What you should do - Which lines in the records below contain the word "JSON"? Copy each of them.

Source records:
◇ ◇ ◇ ◇ ◇

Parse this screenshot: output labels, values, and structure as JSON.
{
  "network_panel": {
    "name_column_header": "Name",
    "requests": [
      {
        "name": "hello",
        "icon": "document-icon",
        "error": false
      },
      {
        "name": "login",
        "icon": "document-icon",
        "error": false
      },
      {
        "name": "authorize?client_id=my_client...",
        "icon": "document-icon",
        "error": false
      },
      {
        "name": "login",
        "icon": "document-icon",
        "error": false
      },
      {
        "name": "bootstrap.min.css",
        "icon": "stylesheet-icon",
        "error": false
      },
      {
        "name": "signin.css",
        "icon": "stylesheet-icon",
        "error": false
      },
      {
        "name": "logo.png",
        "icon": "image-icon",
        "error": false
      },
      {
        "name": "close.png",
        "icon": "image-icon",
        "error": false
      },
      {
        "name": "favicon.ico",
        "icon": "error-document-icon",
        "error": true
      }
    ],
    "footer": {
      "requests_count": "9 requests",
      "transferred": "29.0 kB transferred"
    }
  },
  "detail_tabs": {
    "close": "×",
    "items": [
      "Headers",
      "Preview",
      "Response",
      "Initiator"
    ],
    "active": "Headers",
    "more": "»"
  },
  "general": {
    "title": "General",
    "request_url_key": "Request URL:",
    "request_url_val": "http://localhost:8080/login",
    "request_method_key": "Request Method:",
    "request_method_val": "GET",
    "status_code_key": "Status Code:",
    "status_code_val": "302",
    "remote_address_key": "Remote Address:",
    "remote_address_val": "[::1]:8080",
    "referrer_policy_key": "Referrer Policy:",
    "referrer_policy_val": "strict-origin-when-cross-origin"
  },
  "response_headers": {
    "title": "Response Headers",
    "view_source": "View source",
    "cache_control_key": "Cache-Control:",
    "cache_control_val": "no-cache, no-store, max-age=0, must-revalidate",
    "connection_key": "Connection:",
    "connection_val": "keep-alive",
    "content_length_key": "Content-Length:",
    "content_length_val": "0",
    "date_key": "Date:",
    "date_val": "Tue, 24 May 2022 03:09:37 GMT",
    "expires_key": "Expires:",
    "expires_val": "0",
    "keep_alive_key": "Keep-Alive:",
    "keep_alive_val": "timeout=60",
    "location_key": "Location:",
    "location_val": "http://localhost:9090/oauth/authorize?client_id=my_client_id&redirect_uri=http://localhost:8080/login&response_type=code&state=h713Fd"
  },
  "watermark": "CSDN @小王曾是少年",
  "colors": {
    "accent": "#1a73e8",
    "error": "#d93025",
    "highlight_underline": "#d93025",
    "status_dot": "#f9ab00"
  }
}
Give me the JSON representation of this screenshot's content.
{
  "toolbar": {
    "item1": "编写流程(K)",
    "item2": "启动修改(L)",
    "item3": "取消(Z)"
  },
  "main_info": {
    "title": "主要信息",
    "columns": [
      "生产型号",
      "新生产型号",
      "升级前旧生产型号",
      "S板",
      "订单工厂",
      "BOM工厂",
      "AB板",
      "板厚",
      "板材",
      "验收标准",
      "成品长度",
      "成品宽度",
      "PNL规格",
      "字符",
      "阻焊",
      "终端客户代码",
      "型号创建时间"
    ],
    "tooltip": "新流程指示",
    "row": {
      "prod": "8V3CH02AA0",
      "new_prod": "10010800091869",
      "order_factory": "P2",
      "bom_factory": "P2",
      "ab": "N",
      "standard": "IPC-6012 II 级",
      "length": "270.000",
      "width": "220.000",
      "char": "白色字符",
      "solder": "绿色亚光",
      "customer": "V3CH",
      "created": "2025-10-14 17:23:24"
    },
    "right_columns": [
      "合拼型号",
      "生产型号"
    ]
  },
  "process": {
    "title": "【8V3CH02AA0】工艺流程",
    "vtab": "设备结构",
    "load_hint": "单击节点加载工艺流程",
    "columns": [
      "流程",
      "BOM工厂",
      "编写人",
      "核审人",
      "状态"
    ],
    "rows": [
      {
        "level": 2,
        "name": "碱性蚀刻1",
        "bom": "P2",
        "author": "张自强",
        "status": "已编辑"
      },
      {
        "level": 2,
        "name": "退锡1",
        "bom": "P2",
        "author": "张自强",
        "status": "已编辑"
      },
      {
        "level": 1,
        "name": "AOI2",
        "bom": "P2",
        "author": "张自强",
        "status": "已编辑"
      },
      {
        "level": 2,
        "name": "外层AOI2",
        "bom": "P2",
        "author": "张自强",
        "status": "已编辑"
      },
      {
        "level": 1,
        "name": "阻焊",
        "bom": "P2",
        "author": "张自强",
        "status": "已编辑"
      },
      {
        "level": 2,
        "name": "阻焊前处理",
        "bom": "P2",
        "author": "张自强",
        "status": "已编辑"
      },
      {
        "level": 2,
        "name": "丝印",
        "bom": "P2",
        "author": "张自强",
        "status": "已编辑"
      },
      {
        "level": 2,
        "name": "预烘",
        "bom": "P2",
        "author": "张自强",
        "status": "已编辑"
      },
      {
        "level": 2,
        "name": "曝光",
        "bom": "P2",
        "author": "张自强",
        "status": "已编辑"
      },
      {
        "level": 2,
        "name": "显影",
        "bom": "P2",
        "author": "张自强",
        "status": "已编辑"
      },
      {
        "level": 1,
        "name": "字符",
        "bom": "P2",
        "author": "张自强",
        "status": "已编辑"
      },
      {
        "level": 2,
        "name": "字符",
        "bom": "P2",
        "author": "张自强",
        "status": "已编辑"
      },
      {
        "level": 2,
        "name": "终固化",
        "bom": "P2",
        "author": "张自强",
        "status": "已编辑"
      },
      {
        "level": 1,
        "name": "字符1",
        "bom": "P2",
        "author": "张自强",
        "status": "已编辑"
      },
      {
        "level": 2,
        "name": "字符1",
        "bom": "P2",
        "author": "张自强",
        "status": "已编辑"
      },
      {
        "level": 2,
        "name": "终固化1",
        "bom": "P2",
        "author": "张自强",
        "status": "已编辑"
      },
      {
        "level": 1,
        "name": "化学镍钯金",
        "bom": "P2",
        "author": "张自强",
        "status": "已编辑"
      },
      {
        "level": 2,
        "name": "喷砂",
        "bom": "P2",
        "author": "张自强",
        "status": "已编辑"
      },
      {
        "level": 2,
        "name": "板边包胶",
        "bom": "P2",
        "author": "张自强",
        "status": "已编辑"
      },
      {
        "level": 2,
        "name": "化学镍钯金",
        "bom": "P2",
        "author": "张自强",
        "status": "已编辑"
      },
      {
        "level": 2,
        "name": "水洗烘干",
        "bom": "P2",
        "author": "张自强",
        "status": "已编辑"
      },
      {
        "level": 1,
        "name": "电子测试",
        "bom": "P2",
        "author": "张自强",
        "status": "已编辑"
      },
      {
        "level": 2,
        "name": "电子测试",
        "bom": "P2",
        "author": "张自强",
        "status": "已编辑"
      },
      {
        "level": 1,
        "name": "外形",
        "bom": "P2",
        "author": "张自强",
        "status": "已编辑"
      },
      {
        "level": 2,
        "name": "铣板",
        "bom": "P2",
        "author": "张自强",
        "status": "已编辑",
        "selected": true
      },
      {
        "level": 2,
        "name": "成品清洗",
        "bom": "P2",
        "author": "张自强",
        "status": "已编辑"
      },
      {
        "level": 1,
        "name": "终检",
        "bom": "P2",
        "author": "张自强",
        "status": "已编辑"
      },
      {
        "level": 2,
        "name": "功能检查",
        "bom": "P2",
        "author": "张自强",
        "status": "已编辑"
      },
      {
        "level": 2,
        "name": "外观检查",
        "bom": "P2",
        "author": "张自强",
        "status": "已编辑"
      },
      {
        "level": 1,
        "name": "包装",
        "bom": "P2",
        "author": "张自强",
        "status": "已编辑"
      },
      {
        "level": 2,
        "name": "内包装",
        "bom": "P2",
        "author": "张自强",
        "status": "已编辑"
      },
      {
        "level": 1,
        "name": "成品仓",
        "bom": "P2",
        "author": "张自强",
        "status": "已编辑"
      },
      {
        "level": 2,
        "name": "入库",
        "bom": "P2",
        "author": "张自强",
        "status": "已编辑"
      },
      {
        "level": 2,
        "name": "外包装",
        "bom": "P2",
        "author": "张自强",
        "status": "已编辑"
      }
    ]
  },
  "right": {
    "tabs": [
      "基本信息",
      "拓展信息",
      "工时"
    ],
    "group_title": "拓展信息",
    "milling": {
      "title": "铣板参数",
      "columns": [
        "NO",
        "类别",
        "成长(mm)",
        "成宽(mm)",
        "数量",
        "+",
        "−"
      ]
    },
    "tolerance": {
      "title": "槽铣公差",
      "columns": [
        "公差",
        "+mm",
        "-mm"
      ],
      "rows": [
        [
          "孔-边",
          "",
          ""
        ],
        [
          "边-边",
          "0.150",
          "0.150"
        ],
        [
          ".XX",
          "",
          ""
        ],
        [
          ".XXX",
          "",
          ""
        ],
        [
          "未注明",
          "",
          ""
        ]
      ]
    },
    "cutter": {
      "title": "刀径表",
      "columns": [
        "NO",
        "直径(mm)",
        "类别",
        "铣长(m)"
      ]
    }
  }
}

◇ ◇ ◇ ◇ ◇

Written solution -
Parse this screenshot: output labels, values, and structure as JSON.
Give me the JSON representation of this screenshot's content.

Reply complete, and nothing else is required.